> [Given problem] Can you retype every record below exactly as written?

- - -

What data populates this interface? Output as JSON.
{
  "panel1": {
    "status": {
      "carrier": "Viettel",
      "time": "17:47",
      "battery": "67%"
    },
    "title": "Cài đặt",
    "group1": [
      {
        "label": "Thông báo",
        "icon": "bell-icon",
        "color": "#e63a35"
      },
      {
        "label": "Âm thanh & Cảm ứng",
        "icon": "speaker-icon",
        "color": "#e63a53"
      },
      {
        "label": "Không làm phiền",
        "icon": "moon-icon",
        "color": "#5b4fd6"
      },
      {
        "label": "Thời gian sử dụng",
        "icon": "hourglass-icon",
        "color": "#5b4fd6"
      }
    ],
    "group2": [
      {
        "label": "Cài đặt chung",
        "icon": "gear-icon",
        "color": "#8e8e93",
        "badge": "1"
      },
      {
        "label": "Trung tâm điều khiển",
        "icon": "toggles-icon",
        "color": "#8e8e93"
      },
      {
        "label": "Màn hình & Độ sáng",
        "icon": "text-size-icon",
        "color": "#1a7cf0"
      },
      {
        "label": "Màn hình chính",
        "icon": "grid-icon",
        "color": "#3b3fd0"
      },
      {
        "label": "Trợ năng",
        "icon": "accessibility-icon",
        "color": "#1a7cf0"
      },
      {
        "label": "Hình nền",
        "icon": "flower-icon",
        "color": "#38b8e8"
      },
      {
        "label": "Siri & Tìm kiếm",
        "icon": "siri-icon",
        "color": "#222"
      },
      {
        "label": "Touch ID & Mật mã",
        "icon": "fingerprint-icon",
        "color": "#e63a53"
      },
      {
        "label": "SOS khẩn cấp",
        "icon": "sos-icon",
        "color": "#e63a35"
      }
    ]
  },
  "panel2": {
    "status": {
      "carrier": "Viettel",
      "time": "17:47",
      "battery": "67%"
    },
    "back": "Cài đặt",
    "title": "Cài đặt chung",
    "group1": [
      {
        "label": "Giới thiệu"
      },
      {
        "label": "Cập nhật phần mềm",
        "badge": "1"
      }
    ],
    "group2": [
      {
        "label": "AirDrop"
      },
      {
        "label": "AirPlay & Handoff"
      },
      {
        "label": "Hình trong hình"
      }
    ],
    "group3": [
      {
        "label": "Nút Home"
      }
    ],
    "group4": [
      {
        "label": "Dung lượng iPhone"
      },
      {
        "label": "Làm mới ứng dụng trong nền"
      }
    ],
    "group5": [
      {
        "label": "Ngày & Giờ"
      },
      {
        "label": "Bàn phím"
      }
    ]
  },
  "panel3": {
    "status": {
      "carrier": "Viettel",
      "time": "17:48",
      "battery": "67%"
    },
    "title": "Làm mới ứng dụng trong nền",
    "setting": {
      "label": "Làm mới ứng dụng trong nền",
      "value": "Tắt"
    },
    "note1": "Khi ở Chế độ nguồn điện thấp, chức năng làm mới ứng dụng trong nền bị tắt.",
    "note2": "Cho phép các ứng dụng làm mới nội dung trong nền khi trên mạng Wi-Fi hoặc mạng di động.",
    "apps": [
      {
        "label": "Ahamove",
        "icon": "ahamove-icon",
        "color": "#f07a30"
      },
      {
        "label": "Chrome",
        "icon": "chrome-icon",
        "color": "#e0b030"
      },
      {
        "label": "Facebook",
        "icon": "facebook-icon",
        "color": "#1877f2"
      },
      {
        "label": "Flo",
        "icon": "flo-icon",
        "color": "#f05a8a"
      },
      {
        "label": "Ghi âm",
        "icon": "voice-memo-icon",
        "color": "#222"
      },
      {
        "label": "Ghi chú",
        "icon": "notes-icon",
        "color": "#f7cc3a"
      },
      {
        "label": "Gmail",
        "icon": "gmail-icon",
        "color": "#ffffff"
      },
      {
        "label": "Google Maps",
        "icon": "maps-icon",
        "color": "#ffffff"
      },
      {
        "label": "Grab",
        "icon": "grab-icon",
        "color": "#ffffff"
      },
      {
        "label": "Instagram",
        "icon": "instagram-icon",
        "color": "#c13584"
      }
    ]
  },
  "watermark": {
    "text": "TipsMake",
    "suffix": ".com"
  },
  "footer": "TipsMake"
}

- - -

> [Response to the task]
What data populates this interface? Output as JSON.
{
  "panel1": {
    "status": {
      "carrier": "Viettel",
      "time": "17:47",
      "battery": "67%"
    },
    "title": "Cài đặt",
    "group1": [
      {
        "label": "Thông báo",
        "icon": "bell-icon",
        "color": "#e63a35"
      },
      {
        "label": "Âm thanh & Cảm ứng",
        "icon": "speaker-icon",
        "color": "#e63a53"
      },
      {
        "label": "Không làm phiền",
        "icon": "moon-icon",
        "color": "#5b4fd6"
      },
      {
        "label": "Thời gian sử dụng",
        "icon": "hourglass-icon",
        "color": "#5b4fd6"
      }
    ],
    "group2": [
      {
        "label": "Cài đặt chung",
        "icon": "gear-icon",
        "color": "#8e8e93",
        "badge": "1"
      },
      {
        "label": "Trung tâm điều khiển",
        "icon": "toggles-icon",
        "color": "#8e8e93"
      },
      {
        "label": "Màn hình & Độ sáng",
        "icon": "text-size-icon",
        "color": "#1a7cf0"
      },
      {
        "label": "Màn hình chính",
        "icon": "grid-icon",
        "color": "#3b3fd0"
      },
      {
        "label": "Trợ năng",
        "icon": "accessibility-icon",
        "color": "#1a7cf0"
      },
      {
        "label": "Hình nền",
        "icon": "flower-icon",
        "color": "#38b8e8"
      },
      {
        "label": "Siri & Tìm kiếm",
        "icon": "siri-icon",
        "color": "#222"
      },
      {
        "label": "Touch ID & Mật mã",
        "icon": "fingerprint-icon",
        "color": "#e63a53"
      },
      {
        "label": "SOS khẩn cấp",
        "icon": "sos-icon",
        "color": "#e63a35"
      }
    ]
  },
  "panel2": {
    "status": {
      "carrier": "Viettel",
      "time": "17:47",
      "battery": "67%"
    },
    "back": "Cài đặt",
    "title": "Cài đặt chung",
    "group1": [
      {
        "label": "Giới thiệu"
      },
      {
        "label": "Cập nhật phần mềm",
        "badge": "1"
      }
    ],
    "group2": [
      {
        "label": "AirDrop"
      },
      {
        "label": "AirPlay & Handoff"
      },
      {
        "label": "Hình trong hình"
      }
    ],
    "group3": [
      {
        "label": "Nút Home"
      }
    ],
    "group4": [
      {
        "label": "Dung lượng iPhone"
      },
      {
        "label": "Làm mới ứng dụng trong nền"
      }
    ],
    "group5": [
      {
        "label": "Ngày & Giờ"
      },
      {
        "label": "Bàn phím"
      }
    ]
  },
  "panel3": {
    "status": {
      "carrier": "Viettel",
      "time": "17:48",
      "battery": "67%"
    },
    "title": "Làm mới ứng dụng trong nền",
    "setting": {
      "label": "Làm mới ứng dụng trong nền",
      "value": "Tắt"
    },
    "note1": "Khi ở Chế độ nguồn điện thấp, chức năng làm mới ứng dụng trong nền bị tắt.",
    "note2": "Cho phép các ứng dụng làm mới nội dung trong nền khi trên mạng Wi-Fi hoặc mạng di động.",
    "apps": [
      {
        "label": "Ahamove",
        "icon": "ahamove-icon",
        "color": "#f07a30"
      },
      {
        "label": "Chrome",
        "icon": "chrome-icon",
        "color": "#e0b030"
      },
      {
        "label": "Facebook",
        "icon": "facebook-icon",
        "color": "#1877f2"
      },
      {
        "label": "Flo",
        "icon": "flo-icon",
        "color": "#f05a8a"
      },
      {
        "label": "Ghi âm",
        "icon": "voice-memo-icon",
        "color": "#222"
      },
      {
        "label": "Ghi chú",
        "icon": "notes-icon",
        "color": "#f7cc3a"
      },
      {
        "label": "Gmail",
        "icon": "gmail-icon",
        "color": "#ffffff"
      },
      {
        "label": "Google Maps",
        "icon": "maps-icon",
        "color": "#ffffff"
      },
      {
        "label": "Grab",
        "icon": "grab-icon",
        "color": "#ffffff"
      },
      {
        "label": "Instagram",
        "icon": "instagram-icon",
        "color": "#c13584"
      }
    ]
  },
  "watermark": {
    "text": "TipsMake",
    "suffix": ".com"
  },
  "footer": "TipsMake"
}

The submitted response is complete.